### THE PROBLEM
Give a verbatim quotation of every record.

(Collected data)

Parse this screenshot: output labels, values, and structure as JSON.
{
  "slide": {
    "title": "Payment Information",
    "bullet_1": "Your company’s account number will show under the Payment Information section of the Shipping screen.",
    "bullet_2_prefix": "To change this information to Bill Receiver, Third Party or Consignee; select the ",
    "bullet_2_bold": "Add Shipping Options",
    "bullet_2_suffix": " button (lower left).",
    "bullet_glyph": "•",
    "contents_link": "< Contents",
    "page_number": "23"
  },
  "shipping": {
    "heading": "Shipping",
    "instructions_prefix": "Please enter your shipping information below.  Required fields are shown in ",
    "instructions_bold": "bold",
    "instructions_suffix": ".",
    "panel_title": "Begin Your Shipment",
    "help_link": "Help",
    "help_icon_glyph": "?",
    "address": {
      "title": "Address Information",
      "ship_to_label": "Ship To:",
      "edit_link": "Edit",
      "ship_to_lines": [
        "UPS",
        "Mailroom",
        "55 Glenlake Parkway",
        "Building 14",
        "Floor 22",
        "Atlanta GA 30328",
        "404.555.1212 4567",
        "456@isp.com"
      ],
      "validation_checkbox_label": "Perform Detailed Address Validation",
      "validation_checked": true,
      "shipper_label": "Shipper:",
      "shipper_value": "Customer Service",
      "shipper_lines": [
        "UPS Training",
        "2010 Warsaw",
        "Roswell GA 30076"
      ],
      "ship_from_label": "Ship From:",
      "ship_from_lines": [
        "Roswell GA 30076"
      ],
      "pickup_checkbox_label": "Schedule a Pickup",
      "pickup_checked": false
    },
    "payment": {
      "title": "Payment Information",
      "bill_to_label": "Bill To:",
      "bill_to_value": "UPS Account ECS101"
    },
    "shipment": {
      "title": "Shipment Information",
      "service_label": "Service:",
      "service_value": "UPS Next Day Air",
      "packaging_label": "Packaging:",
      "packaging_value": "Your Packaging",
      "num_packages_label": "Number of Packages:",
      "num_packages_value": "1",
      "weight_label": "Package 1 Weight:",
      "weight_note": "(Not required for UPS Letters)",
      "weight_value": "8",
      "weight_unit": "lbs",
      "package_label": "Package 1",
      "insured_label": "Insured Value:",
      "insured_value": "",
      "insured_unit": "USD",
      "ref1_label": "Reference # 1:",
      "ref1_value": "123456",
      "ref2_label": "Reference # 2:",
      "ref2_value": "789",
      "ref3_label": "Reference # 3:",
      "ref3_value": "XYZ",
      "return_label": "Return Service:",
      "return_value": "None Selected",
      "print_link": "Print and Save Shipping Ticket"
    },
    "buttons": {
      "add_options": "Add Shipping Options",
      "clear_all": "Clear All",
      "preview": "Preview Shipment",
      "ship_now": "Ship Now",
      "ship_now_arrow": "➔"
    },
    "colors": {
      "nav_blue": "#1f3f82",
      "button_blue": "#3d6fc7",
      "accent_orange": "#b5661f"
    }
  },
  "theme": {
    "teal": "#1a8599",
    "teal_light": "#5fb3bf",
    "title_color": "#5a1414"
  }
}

### SOLUTION TO THIS PROBLEM
Parse this screenshot: output labels, values, and structure as JSON.
{
  "slide": {
    "title": "Payment Information",
    "bullet_1": "Your company’s account number will show under the Payment Information section of the Shipping screen.",
    "bullet_2_prefix": "To change this information to Bill Receiver, Third Party or Consignee; select the ",
    "bullet_2_bold": "Add Shipping Options",
    "bullet_2_suffix": " button (lower left).",
    "bullet_glyph": "•",
    "contents_link": "< Contents",
    "page_number": "23"
  },
  "shipping": {
    "heading": "Shipping",
    "instructions_prefix": "Please enter your shipping information below.  Required fields are shown in ",
    "instructions_bold": "bold",
    "instructions_suffix": ".",
    "panel_title": "Begin Your Shipment",
    "help_link": "Help",
    "help_icon_glyph": "?",
    "address": {
      "title": "Address Information",
      "ship_to_label": "Ship To:",
      "edit_link": "Edit",
      "ship_to_lines": [
        "UPS",
        "Mailroom",
        "55 Glenlake Parkway",
        "Building 14",
        "Floor 22",
        "Atlanta GA 30328",
        "404.555.1212 4567",
        "456@isp.com"
      ],
      "validation_checkbox_label": "Perform Detailed Address Validation",
      "validation_checked": true,
      "shipper_label": "Shipper:",
      "shipper_value": "Customer Service",
      "shipper_lines": [
        "UPS Training",
        "2010 Warsaw",
        "Roswell GA 30076"
      ],
      "ship_from_label": "Ship From:",
      "ship_from_lines": [
        "Roswell GA 30076"
      ],
      "pickup_checkbox_label": "Schedule a Pickup",
      "pickup_checked": false
    },
    "payment": {
      "title": "Payment Information",
      "bill_to_label": "Bill To:",
      "bill_to_value": "UPS Account ECS101"
    },
    "shipment": {
      "title": "Shipment Information",
      "service_label": "Service:",
      "service_value": "UPS Next Day Air",
      "packaging_label": "Packaging:",
      "packaging_value": "Your Packaging",
      "num_packages_label": "Number of Packages:",
      "num_packages_value": "1",
      "weight_label": "Package 1 Weight:",
      "weight_note": "(Not required for UPS Letters)",
      "weight_value": "8",
      "weight_unit": "lbs",
      "package_label": "Package 1",
      "insured_label": "Insured Value:",
      "insured_value": "",
      "insured_unit": "USD",
      "ref1_label": "Reference # 1:",
      "ref1_value": "123456",
      "ref2_label": "Reference # 2:",
      "ref2_value": "789",
      "ref3_label": "Reference # 3:",
      "ref3_value": "XYZ",
      "return_label": "Return Service:",
      "return_value": "None Selected",
      "print_link": "Print and Save Shipping Ticket"
    },
    "buttons": {
      "add_options": "Add Shipping Options",
      "clear_all": "Clear All",
      "preview": "Preview Shipment",
      "ship_now": "Ship Now",
      "ship_now_arrow": "➔"
    },
    "colors": {
      "nav_blue": "#1f3f82",
      "button_blue": "#3d6fc7",
      "accent_orange": "#b5661f"
    }
  },
  "theme": {
    "teal": "#1a8599",
    "teal_light": "#5fb3bf",
    "title_color": "#5a1414"
  }
}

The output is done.